**Written request**
Every line below is to be quoted exactly, with nothing added or dropped.

[Dataset entries on figures]
________________________
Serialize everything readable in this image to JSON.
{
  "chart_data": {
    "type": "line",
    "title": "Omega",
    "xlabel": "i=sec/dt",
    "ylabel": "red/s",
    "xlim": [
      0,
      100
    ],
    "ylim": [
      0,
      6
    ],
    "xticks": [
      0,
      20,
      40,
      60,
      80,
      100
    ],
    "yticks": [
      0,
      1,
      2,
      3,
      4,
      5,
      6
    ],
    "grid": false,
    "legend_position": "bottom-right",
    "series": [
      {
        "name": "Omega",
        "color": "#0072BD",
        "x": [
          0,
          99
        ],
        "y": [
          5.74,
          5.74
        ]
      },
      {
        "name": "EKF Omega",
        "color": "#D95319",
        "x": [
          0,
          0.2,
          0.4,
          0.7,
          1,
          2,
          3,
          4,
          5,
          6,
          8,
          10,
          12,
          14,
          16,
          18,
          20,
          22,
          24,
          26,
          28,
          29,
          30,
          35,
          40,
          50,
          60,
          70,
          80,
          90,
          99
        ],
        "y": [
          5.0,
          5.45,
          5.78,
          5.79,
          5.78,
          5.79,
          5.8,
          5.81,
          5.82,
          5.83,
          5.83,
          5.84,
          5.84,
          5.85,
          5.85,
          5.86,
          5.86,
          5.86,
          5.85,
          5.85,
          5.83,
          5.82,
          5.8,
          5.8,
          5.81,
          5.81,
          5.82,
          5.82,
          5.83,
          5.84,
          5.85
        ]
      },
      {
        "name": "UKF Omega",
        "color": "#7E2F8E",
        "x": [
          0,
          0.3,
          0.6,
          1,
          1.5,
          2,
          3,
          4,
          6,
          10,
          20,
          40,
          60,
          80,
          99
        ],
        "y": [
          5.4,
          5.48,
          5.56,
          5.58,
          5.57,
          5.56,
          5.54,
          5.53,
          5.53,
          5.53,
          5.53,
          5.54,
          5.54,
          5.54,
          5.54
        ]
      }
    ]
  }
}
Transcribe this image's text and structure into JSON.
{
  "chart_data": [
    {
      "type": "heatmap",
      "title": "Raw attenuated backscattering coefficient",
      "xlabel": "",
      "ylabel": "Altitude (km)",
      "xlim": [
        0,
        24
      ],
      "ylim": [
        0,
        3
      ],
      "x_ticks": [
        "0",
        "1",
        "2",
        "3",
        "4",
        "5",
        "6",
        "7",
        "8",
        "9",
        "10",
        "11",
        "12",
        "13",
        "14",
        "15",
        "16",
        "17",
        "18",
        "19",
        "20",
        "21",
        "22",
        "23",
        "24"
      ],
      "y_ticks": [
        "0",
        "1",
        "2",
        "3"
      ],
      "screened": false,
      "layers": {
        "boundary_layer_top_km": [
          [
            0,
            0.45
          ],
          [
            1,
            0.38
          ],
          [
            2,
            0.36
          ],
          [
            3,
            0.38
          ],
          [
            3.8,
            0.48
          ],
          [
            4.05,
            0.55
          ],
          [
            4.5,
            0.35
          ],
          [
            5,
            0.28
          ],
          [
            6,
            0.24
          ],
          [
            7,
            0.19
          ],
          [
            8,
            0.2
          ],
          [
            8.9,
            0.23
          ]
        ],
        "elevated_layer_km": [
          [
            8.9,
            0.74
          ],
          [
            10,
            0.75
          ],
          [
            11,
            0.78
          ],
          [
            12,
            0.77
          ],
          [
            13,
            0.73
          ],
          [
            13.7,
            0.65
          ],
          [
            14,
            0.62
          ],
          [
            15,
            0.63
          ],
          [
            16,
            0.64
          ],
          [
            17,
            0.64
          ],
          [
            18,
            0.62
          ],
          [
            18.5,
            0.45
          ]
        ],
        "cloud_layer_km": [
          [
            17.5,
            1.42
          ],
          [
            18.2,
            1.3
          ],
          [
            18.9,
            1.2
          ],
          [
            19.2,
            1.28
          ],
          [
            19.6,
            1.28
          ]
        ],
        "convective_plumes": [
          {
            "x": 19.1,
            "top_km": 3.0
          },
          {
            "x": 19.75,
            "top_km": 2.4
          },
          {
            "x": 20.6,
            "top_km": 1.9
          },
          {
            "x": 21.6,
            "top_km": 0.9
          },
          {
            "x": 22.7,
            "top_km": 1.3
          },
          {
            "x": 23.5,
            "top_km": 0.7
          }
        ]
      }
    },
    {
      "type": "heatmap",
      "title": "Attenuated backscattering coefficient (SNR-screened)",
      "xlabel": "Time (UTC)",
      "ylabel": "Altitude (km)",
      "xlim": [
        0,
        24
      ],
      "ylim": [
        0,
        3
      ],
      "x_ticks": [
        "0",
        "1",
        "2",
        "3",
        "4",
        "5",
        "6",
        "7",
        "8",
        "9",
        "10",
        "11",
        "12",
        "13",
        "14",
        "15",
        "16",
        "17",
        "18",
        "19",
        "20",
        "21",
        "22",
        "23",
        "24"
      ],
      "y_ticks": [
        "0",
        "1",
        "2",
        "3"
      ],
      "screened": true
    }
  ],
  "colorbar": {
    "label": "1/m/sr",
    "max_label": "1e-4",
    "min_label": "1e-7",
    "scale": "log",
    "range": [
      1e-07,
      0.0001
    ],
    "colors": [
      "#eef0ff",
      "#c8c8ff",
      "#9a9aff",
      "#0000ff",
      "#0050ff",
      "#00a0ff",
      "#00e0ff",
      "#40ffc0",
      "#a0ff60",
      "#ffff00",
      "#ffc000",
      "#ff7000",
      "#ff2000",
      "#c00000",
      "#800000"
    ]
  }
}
________________________
**Task answer**
Serialize everything readable in this image to JSON.
{
  "chart_data": {
    "type": "line",
    "title": "Omega",
    "xlabel": "i=sec/dt",
    "ylabel": "red/s",
    "xlim": [
      0,
      100
    ],
    "ylim": [
      0,
      6
    ],
    "xticks": [
      0,
      20,
      40,
      60,
      80,
      100
    ],
    "yticks": [
      0,
      1,
      2,
      3,
      4,
      5,
      6
    ],
    "grid": false,
    "legend_position": "bottom-right",
    "series": [
      {
        "name": "Omega",
        "color": "#0072BD",
        "x": [
          0,
          99
        ],
        "y": [
          5.74,
          5.74
        ]
      },
      {
        "name": "EKF Omega",
        "color": "#D95319",
        "x": [
          0,
          0.2,
          0.4,
          0.7,
          1,
          2,
          3,
          4,
          5,
          6,
          8,
          10,
          12,
          14,
          16,
          18,
          20,
          22,
          24,
          26,
          28,
          29,
          30,
          35,
          40,
          50,
          60,
          70,
          80,
          90,
          99
        ],
        "y": [
          5.0,
          5.45,
          5.78,
          5.79,
          5.78,
          5.79,
          5.8,
          5.81,
          5.82,
          5.83,
          5.83,
          5.84,
          5.84,
          5.85,
          5.85,
          5.86,
          5.86,
          5.86,
          5.85,
          5.85,
          5.83,
          5.82,
          5.8,
          5.8,
          5.81,
          5.81,
          5.82,
          5.82,
          5.83,
          5.84,
          5.85
        ]
      },
      {
        "name": "UKF Omega",
        "color": "#7E2F8E",
        "x": [
          0,
          0.3,
          0.6,
          1,
          1.5,
          2,
          3,
          4,
          6,
          10,
          20,
          40,
          60,
          80,
          99
        ],
        "y": [
          5.4,
          5.48,
          5.56,
          5.58,
          5.57,
          5.56,
          5.54,
          5.53,
          5.53,
          5.53,
          5.53,
          5.54,
          5.54,
          5.54,
          5.54
        ]
      }
    ]
  }
}
Transcribe this image's text and structure into JSON.
{
  "chart_data": [
    {
      "type": "heatmap",
      "title": "Raw attenuated backscattering coefficient",
      "xlabel": "",
      "ylabel": "Altitude (km)",
      "xlim": [
        0,
        24
      ],
      "ylim": [
        0,
        3
      ],
      "x_ticks": [
        "0",
        "1",
        "2",
        "3",
        "4",
        "5",
        "6",
        "7",
        "8",
        "9",
        "10",
        "11",
        "12",
        "13",
        "14",
        "15",
        "16",
        "17",
        "18",
        "19",
        "20",
        "21",
        "22",
        "23",
        "24"
      ],
      "y_ticks": [
        "0",
        "1",
        "2",
        "3"
      ],
      "screened": false,
      "layers": {
        "boundary_layer_top_km": [
          [
            0,
            0.45
          ],
          [
            1,
            0.38
          ],
          [
            2,
            0.36
          ],
          [
            3,
            0.38
          ],
          [
            3.8,
            0.48
          ],
          [
            4.05,
            0.55
          ],
          [
            4.5,
            0.35
          ],
          [
            5,
            0.28
          ],
          [
            6,
            0.24
          ],
          [
            7,
            0.19
          ],
          [
            8,
            0.2
          ],
          [
            8.9,
            0.23
          ]
        ],
        "elevated_layer_km": [
          [
            8.9,
            0.74
          ],
          [
            10,
            0.75
          ],
          [
            11,
            0.78
          ],
          [
            12,
            0.77
          ],
          [
            13,
            0.73
          ],
          [
            13.7,
            0.65
          ],
          [
            14,
            0.62
          ],
          [
            15,
            0.63
          ],
          [
            16,
            0.64
          ],
          [
            17,
            0.64
          ],
          [
            18,
            0.62
          ],
          [
            18.5,
            0.45
          ]
        ],
        "cloud_layer_km": [
          [
            17.5,
            1.42
          ],
          [
            18.2,
            1.3
          ],
          [
            18.9,
            1.2
          ],
          [
            19.2,
            1.28
          ],
          [
            19.6,
            1.28
          ]
        ],
        "convective_plumes": [
          {
            "x": 19.1,
            "top_km": 3.0
          },
          {
            "x": 19.75,
            "top_km": 2.4
          },
          {
            "x": 20.6,
            "top_km": 1.9
          },
          {
            "x": 21.6,
            "top_km": 0.9
          },
          {
            "x": 22.7,
            "top_km": 1.3
          },
          {
            "x": 23.5,
            "top_km": 0.7
          }
        ]
      }
    },
    {
      "type": "heatmap",
      "title": "Attenuated backscattering coefficient (SNR-screened)",
      "xlabel": "Time (UTC)",
      "ylabel": "Altitude (km)",
      "xlim": [
        0,
        24
      ],
      "ylim": [
        0,
        3
      ],
      "x_ticks": [
        "0",
        "1",
        "2",
        "3",
        "4",
        "5",
        "6",
        "7",
        "8",
        "9",
        "10",
        "11",
        "12",
        "13",
        "14",
        "15",
        "16",
        "17",
        "18",
        "19",
        "20",
        "21",
        "22",
        "23",
        "24"
      ],
      "y_ticks": [
        "0",
        "1",
        "2",
        "3"
      ],
      "screened": true
    }
  ],
  "colorbar": {
    "label": "1/m/sr",
    "max_label": "1e-4",
    "min_label": "1e-7",
    "scale": "log",
    "range": [
      1e-07,
      0.0001
    ],
    "colors": [
      "#eef0ff",
      "#c8c8ff",
      "#9a9aff",
      "#0000ff",
      "#0050ff",
      "#00a0ff",
      "#00e0ff",
      "#40ffc0",
      "#a0ff60",
      "#ffff00",
      "#ffc000",
      "#ff7000",
      "#ff2000",
      "#c00000",
      "#800000"
    ]
  }
}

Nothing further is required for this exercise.